WHAT YOU SHOULD DO:
Find the string "vill" in the entries and copy each line that has it.

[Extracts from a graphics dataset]

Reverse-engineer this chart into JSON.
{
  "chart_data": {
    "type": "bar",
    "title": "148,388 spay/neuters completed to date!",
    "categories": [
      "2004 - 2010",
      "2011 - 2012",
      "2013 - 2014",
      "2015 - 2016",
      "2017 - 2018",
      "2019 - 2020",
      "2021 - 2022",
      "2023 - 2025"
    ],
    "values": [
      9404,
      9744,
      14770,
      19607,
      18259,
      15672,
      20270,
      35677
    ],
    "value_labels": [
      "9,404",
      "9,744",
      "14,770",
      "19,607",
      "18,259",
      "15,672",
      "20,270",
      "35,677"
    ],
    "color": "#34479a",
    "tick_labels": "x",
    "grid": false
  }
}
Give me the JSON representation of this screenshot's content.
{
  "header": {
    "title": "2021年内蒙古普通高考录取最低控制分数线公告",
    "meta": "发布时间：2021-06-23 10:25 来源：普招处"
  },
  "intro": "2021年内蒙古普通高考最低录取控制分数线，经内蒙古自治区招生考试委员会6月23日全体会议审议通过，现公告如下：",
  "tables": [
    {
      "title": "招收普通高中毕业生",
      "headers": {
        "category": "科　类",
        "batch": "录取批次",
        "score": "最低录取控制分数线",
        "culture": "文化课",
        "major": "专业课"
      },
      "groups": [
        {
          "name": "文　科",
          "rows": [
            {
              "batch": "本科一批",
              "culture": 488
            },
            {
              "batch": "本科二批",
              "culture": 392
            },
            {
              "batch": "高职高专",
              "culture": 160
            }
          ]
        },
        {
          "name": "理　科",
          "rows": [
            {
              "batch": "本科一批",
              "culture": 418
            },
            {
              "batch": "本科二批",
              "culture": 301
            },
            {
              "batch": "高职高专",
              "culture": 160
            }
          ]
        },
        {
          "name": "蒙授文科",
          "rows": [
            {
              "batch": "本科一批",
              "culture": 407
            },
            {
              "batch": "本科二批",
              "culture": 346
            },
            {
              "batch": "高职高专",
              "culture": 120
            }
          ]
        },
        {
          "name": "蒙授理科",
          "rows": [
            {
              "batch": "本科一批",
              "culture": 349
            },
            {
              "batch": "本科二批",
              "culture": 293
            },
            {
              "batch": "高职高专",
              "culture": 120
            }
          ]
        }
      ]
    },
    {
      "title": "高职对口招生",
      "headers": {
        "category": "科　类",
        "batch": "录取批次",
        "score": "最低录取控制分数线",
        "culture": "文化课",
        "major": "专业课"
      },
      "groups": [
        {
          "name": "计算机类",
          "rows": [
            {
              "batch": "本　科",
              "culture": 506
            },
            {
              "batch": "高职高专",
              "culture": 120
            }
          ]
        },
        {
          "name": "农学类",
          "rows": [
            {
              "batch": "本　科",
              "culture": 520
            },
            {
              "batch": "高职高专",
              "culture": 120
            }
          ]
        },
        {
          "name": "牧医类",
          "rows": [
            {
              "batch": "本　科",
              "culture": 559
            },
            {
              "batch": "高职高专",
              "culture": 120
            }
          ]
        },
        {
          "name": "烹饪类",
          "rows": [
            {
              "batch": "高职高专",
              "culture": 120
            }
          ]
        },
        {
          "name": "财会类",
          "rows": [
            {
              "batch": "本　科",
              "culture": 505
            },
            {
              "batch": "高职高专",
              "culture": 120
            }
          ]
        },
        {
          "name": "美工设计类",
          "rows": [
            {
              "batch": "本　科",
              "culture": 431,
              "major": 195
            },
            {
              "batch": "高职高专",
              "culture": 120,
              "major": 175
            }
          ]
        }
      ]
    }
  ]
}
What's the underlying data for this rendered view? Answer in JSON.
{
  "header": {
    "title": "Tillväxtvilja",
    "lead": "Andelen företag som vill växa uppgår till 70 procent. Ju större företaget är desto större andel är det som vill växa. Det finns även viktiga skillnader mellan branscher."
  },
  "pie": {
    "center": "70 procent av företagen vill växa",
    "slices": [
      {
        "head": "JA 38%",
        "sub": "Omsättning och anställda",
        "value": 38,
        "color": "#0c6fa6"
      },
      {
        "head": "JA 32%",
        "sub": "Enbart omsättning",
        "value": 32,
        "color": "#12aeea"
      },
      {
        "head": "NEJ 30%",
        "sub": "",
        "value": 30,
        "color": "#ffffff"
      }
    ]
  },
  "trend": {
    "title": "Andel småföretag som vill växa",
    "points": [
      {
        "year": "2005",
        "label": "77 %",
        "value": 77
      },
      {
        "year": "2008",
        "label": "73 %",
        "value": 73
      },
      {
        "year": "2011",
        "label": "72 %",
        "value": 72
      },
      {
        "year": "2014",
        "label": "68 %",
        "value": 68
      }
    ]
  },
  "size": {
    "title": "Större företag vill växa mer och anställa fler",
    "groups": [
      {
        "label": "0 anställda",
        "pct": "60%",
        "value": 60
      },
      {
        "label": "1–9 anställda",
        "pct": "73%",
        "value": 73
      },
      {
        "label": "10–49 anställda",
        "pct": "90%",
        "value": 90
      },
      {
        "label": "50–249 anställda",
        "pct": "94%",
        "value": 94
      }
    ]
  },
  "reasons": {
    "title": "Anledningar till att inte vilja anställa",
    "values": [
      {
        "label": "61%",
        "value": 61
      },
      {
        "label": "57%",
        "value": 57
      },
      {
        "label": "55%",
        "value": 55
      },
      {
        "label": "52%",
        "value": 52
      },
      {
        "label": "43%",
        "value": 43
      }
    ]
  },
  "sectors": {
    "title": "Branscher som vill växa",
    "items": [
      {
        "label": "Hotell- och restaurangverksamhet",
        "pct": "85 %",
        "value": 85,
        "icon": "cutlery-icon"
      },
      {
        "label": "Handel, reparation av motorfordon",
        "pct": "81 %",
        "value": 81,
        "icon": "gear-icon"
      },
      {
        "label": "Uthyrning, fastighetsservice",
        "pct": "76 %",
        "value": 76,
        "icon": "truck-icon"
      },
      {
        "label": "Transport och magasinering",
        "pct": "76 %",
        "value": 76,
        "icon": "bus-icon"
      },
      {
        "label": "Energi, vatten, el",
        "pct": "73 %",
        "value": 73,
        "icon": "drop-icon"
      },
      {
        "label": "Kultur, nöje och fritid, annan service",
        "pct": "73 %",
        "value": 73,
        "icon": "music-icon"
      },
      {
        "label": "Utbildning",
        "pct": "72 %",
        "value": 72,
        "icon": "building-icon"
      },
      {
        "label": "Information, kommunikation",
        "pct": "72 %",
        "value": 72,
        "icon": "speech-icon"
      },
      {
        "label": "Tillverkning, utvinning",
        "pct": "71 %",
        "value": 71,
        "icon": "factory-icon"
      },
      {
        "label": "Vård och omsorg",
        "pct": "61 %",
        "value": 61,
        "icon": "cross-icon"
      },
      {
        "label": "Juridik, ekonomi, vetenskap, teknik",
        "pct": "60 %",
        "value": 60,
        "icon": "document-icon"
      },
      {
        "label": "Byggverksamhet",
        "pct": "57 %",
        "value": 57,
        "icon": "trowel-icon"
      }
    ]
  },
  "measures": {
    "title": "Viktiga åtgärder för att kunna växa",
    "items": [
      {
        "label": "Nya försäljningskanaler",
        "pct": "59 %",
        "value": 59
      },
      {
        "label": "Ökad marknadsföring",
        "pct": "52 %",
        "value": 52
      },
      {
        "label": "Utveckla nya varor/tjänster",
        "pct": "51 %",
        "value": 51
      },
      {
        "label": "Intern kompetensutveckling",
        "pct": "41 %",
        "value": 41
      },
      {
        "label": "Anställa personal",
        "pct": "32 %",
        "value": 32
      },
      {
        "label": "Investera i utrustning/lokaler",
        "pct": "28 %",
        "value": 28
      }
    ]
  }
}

THE REPLY:
    "lead": "Andelen företag som vill växa uppgår till 70 procent. Ju större företaget är desto större andel är det som vill växa. Det finns även viktiga skillnader mellan branscher."
    "center": "70 procent av företagen vill växa",
    "title": "Andel småföretag som vill växa",
    "title": "Större företag vill växa mer och anställa fler",
    "title": "Branscher som vill växa",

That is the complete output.